[Work required] Provide an exact transcription of all the records.

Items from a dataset
++++

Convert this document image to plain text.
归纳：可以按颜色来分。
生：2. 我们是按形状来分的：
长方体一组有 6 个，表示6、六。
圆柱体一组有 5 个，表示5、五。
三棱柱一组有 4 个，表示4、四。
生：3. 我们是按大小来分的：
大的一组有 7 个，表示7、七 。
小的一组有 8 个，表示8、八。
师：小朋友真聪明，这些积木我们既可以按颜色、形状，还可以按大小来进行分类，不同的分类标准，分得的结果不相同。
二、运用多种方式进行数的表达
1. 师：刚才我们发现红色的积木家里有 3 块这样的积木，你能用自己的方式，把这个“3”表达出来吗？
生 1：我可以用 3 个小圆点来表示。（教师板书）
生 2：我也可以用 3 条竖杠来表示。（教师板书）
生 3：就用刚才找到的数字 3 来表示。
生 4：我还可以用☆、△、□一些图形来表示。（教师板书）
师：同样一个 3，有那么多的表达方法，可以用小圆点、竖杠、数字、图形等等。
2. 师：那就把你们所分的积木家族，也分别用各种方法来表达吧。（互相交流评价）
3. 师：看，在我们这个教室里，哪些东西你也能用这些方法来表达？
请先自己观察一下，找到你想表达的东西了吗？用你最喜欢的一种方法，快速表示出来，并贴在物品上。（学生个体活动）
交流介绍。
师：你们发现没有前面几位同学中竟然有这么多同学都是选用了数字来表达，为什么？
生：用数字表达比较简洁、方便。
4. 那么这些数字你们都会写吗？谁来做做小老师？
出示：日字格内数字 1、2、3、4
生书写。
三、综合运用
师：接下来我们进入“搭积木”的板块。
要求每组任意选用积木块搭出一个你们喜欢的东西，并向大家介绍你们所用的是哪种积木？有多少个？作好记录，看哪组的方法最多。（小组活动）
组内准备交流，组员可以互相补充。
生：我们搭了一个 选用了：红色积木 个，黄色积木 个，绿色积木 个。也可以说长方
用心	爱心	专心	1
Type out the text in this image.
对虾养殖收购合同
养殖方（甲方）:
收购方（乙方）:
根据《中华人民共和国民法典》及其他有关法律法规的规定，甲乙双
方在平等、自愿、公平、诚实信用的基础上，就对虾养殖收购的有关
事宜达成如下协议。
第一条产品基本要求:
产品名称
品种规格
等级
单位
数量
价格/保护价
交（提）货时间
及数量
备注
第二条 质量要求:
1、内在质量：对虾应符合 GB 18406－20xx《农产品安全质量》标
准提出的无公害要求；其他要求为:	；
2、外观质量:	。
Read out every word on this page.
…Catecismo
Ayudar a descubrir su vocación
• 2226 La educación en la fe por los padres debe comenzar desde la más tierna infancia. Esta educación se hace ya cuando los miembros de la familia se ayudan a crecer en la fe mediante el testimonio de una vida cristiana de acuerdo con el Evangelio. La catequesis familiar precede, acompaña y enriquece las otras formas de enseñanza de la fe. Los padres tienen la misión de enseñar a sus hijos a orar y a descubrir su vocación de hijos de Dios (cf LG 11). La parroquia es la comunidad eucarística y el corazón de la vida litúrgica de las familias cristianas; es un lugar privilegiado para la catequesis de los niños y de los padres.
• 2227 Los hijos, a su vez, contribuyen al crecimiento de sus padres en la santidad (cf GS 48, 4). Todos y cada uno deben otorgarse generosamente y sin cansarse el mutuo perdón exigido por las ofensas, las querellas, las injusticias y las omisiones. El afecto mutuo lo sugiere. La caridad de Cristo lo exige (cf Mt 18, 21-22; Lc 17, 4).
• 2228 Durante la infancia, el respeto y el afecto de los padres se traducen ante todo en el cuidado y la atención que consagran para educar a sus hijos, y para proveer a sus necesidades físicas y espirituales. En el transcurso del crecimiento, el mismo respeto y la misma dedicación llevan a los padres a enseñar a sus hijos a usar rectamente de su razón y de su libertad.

++++

[Written response]
Convert this document image to plain text.
归纳：可以按颜色来分。
生：2. 我们是按形状来分的：
长方体一组有 6 个，表示6、六。
圆柱体一组有 5 个，表示5、五。
三棱柱一组有 4 个，表示4、四。
生：3. 我们是按大小来分的：
大的一组有 7 个，表示7、七 。
小的一组有 8 个，表示8、八。
师：小朋友真聪明，这些积木我们既可以按颜色、形状，还可以按大小来进行分类，不同的分类标准，分得的结果不相同。
二、运用多种方式进行数的表达
1. 师：刚才我们发现红色的积木家里有 3 块这样的积木，你能用自己的方式，把这个“3”表达出来吗？
生 1：我可以用 3 个小圆点来表示。（教师板书）
生 2：我也可以用 3 条竖杠来表示。（教师板书）
生 3：就用刚才找到的数字 3 来表示。
生 4：我还可以用☆、△、□一些图形来表示。（教师板书）
师：同样一个 3，有那么多的表达方法，可以用小圆点、竖杠、数字、图形等等。
2. 师：那就把你们所分的积木家族，也分别用各种方法来表达吧。（互相交流评价）
3. 师：看，在我们这个教室里，哪些东西你也能用这些方法来表达？
请先自己观察一下，找到你想表达的东西了吗？用你最喜欢的一种方法，快速表示出来，并贴在物品上。（学生个体活动）
交流介绍。
师：你们发现没有前面几位同学中竟然有这么多同学都是选用了数字来表达，为什么？
生：用数字表达比较简洁、方便。
4. 那么这些数字你们都会写吗？谁来做做小老师？
出示：日字格内数字 1、2、3、4
生书写。
三、综合运用
师：接下来我们进入“搭积木”的板块。
要求每组任意选用积木块搭出一个你们喜欢的东西，并向大家介绍你们所用的是哪种积木？有多少个？作好记录，看哪组的方法最多。（小组活动）
组内准备交流，组员可以互相补充。
生：我们搭了一个 选用了：红色积木 个，黄色积木 个，绿色积木 个。也可以说长方
用心	爱心	专心	1
Type out the text in this image.
对虾养殖收购合同
养殖方（甲方）:
收购方（乙方）:
根据《中华人民共和国民法典》及其他有关法律法规的规定，甲乙双
方在平等、自愿、公平、诚实信用的基础上，就对虾养殖收购的有关
事宜达成如下协议。
第一条产品基本要求:
产品名称
品种规格
等级
单位
数量
价格/保护价
交（提）货时间
及数量
备注
第二条 质量要求:
1、内在质量：对虾应符合 GB 18406－20xx《农产品安全质量》标
准提出的无公害要求；其他要求为:	；
2、外观质量:	。
Read out every word on this page.
…Catecismo
Ayudar a descubrir su vocación
• 2226 La educación en la fe por los padres debe comenzar desde la más tierna infancia. Esta educación se hace ya cuando los miembros de la familia se ayudan a crecer en la fe mediante el testimonio de una vida cristiana de acuerdo con el Evangelio. La catequesis familiar precede, acompaña y enriquece las otras formas de enseñanza de la fe. Los padres tienen la misión de enseñar a sus hijos a orar y a descubrir su vocación de hijos de Dios (cf LG 11). La parroquia es la comunidad eucarística y el corazón de la vida litúrgica de las familias cristianas; es un lugar privilegiado para la catequesis de los niños y de los padres.
• 2227 Los hijos, a su vez, contribuyen al crecimiento de sus padres en la santidad (cf GS 48, 4). Todos y cada uno deben otorgarse generosamente y sin cansarse el mutuo perdón exigido por las ofensas, las querellas, las injusticias y las omisiones. El afecto mutuo lo sugiere. La caridad de Cristo lo exige (cf Mt 18, 21-22; Lc 17, 4).
• 2228 Durante la infancia, el respeto y el afecto de los padres se traducen ante todo en el cuidado y la atención que consagran para educar a sus hijos, y para proveer a sus necesidades físicas y espirituales. En el transcurso del crecimiento, el mismo respeto y la misma dedicación llevan a los padres a enseñar a sus hijos a usar rectamente de su razón y de su libertad.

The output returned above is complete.